> [Work instructions]: Print the listing below in its entirety, character for character.

> [Information provided]:
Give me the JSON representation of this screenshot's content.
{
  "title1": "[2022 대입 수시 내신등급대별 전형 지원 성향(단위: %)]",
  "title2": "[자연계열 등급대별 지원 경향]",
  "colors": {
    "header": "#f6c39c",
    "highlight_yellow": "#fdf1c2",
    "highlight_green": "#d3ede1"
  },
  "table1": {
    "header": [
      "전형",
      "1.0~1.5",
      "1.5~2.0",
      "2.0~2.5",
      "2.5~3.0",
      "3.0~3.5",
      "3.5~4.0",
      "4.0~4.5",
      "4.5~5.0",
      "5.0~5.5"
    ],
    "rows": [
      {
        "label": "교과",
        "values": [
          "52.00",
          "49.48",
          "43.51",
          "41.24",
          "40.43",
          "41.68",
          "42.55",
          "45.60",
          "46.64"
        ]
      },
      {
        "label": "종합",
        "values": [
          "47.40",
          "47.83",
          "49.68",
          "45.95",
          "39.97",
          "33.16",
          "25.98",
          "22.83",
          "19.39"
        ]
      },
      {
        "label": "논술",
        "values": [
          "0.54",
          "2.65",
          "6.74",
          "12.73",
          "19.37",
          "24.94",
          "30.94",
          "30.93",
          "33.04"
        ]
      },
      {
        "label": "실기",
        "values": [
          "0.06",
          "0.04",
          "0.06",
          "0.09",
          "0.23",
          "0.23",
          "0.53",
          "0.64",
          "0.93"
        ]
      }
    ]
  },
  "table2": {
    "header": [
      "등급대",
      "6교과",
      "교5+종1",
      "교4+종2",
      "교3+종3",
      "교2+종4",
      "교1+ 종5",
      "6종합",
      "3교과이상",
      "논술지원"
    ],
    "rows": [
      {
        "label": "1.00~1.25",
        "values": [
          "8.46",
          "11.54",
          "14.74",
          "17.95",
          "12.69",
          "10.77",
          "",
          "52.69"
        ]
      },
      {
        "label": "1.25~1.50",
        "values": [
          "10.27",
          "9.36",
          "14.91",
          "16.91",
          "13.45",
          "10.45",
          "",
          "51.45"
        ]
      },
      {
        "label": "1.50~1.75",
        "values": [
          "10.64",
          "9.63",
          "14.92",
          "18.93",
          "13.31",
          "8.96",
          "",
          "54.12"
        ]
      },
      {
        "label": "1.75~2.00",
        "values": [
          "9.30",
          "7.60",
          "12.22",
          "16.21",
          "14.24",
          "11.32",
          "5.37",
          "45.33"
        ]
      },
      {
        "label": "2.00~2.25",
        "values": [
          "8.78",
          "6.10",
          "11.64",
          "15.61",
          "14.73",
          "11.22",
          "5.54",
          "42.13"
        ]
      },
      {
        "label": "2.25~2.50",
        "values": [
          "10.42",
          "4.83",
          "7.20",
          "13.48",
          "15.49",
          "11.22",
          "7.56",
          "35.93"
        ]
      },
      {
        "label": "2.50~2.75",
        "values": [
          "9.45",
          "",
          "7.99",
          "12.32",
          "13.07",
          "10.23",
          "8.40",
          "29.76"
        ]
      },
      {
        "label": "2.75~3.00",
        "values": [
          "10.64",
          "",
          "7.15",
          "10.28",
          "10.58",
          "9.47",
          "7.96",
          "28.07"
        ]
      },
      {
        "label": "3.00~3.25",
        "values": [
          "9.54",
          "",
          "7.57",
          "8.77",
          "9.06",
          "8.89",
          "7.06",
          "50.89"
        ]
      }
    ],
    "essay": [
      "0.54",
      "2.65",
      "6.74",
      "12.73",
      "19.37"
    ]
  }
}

> [Output of the exercise]:
Give me the JSON representation of this screenshot's content.
{
  "title1": "[2022 대입 수시 내신등급대별 전형 지원 성향(단위: %)]",
  "title2": "[자연계열 등급대별 지원 경향]",
  "colors": {
    "header": "#f6c39c",
    "highlight_yellow": "#fdf1c2",
    "highlight_green": "#d3ede1"
  },
  "table1": {
    "header": [
      "전형",
      "1.0~1.5",
      "1.5~2.0",
      "2.0~2.5",
      "2.5~3.0",
      "3.0~3.5",
      "3.5~4.0",
      "4.0~4.5",
      "4.5~5.0",
      "5.0~5.5"
    ],
    "rows": [
      {
        "label": "교과",
        "values": [
          "52.00",
          "49.48",
          "43.51",
          "41.24",
          "40.43",
          "41.68",
          "42.55",
          "45.60",
          "46.64"
        ]
      },
      {
        "label": "종합",
        "values": [
          "47.40",
          "47.83",
          "49.68",
          "45.95",
          "39.97",
          "33.16",
          "25.98",
          "22.83",
          "19.39"
        ]
      },
      {
        "label": "논술",
        "values": [
          "0.54",
          "2.65",
          "6.74",
          "12.73",
          "19.37",
          "24.94",
          "30.94",
          "30.93",
          "33.04"
        ]
      },
      {
        "label": "실기",
        "values": [
          "0.06",
          "0.04",
          "0.06",
          "0.09",
          "0.23",
          "0.23",
          "0.53",
          "0.64",
          "0.93"
        ]
      }
    ]
  },
  "table2": {
    "header": [
      "등급대",
      "6교과",
      "교5+종1",
      "교4+종2",
      "교3+종3",
      "교2+종4",
      "교1+ 종5",
      "6종합",
      "3교과이상",
      "논술지원"
    ],
    "rows": [
      {
        "label": "1.00~1.25",
        "values": [
          "8.46",
          "11.54",
          "14.74",
          "17.95",
          "12.69",
          "10.77",
          "",
          "52.69"
        ]
      },
      {
        "label": "1.25~1.50",
        "values": [
          "10.27",
          "9.36",
          "14.91",
          "16.91",
          "13.45",
          "10.45",
          "",
          "51.45"
        ]
      },
      {
        "label": "1.50~1.75",
        "values": [
          "10.64",
          "9.63",
          "14.92",
          "18.93",
          "13.31",
          "8.96",
          "",
          "54.12"
        ]
      },
      {
        "label": "1.75~2.00",
        "values": [
          "9.30",
          "7.60",
          "12.22",
          "16.21",
          "14.24",
          "11.32",
          "5.37",
          "45.33"
        ]
      },
      {
        "label": "2.00~2.25",
        "values": [
          "8.78",
          "6.10",
          "11.64",
          "15.61",
          "14.73",
          "11.22",
          "5.54",
          "42.13"
        ]
      },
      {
        "label": "2.25~2.50",
        "values": [
          "10.42",
          "4.83",
          "7.20",
          "13.48",
          "15.49",
          "11.22",
          "7.56",
          "35.93"
        ]
      },
      {
        "label": "2.50~2.75",
        "values": [
          "9.45",
          "",
          "7.99",
          "12.32",
          "13.07",
          "10.23",
          "8.40",
          "29.76"
        ]
      },
      {
        "label": "2.75~3.00",
        "values": [
          "10.64",
          "",
          "7.15",
          "10.28",
          "10.58",
          "9.47",
          "7.96",
          "28.07"
        ]
      },
      {
        "label": "3.00~3.25",
        "values": [
          "9.54",
          "",
          "7.57",
          "8.77",
          "9.06",
          "8.89",
          "7.06",
          "50.89"
        ]
      }
    ],
    "essay": [
      "0.54",
      "2.65",
      "6.74",
      "12.73",
      "19.37"
    ]
  }
}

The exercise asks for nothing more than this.